Look for the string "страницу" in the lines and copy each line that has it.

===== Input =====

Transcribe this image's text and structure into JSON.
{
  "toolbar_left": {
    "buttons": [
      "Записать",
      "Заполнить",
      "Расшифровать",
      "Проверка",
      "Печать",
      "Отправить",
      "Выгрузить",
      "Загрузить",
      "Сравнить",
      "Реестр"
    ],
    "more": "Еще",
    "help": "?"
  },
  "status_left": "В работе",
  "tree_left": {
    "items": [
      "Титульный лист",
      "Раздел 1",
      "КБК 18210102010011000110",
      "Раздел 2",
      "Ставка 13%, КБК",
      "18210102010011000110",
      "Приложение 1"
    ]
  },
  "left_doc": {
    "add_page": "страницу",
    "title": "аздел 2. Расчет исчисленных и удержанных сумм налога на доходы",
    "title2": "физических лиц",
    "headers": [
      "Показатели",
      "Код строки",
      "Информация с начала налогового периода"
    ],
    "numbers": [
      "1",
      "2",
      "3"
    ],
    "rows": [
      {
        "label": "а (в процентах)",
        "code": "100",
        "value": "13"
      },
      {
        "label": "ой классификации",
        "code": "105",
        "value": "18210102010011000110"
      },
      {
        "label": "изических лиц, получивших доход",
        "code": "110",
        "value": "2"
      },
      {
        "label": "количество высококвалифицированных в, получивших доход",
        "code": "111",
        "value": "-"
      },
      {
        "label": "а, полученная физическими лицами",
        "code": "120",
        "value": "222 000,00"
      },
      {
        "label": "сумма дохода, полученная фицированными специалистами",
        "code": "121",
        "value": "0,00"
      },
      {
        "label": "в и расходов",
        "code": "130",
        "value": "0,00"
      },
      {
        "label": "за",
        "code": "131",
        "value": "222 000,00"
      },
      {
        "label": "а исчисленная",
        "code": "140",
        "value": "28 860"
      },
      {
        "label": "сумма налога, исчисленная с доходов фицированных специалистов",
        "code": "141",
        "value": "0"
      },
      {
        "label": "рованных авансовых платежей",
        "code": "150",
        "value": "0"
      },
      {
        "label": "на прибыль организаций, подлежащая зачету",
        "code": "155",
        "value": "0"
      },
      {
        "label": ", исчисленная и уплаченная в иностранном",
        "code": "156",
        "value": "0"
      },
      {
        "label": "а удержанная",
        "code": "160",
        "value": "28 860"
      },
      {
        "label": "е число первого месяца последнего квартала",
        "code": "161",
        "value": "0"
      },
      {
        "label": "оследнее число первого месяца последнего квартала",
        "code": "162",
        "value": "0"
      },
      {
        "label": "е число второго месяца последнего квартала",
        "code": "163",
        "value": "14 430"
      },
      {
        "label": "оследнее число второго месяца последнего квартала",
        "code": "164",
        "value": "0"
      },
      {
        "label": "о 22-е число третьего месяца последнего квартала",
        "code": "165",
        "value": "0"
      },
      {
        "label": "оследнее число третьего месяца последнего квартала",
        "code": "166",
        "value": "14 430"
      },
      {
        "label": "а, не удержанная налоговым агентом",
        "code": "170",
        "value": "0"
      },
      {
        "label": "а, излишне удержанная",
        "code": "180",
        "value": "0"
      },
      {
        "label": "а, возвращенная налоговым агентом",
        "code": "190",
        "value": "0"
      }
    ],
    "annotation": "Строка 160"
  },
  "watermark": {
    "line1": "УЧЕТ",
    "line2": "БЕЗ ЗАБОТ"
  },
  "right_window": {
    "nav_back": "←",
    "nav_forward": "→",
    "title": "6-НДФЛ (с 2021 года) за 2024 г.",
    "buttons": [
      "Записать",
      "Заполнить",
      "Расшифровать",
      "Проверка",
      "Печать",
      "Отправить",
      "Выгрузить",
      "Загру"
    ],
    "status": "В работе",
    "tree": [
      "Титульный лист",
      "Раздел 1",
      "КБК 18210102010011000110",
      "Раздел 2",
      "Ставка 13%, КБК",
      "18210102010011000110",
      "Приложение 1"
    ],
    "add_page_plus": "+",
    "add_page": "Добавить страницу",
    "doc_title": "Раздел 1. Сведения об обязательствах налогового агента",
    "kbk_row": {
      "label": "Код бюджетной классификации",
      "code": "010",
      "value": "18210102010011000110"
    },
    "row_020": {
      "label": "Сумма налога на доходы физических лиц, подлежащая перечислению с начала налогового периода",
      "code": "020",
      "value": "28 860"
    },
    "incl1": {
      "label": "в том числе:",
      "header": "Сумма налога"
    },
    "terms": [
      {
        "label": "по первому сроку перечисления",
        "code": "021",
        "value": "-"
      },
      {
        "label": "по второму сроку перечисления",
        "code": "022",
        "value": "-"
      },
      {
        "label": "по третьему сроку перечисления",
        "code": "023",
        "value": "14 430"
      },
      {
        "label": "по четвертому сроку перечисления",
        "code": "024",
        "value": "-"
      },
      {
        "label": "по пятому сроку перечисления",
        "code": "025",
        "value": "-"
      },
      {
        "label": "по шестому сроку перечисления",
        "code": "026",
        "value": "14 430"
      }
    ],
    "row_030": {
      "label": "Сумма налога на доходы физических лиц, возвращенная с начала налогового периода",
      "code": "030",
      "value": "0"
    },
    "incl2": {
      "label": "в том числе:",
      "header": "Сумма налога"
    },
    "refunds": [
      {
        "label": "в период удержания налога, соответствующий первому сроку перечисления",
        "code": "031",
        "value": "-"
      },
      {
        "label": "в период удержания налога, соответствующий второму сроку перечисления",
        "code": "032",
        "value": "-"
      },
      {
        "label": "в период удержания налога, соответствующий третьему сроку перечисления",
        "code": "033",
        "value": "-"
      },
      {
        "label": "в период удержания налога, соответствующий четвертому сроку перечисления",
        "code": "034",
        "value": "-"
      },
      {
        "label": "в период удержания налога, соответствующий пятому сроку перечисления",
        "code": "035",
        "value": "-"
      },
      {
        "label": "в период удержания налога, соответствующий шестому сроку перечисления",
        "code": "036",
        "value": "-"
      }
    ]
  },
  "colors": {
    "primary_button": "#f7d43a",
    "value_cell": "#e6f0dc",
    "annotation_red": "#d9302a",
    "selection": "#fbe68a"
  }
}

=====

▶ [Exercise solution]
    "add_page": "страницу",
    "add_page": "Добавить страницу",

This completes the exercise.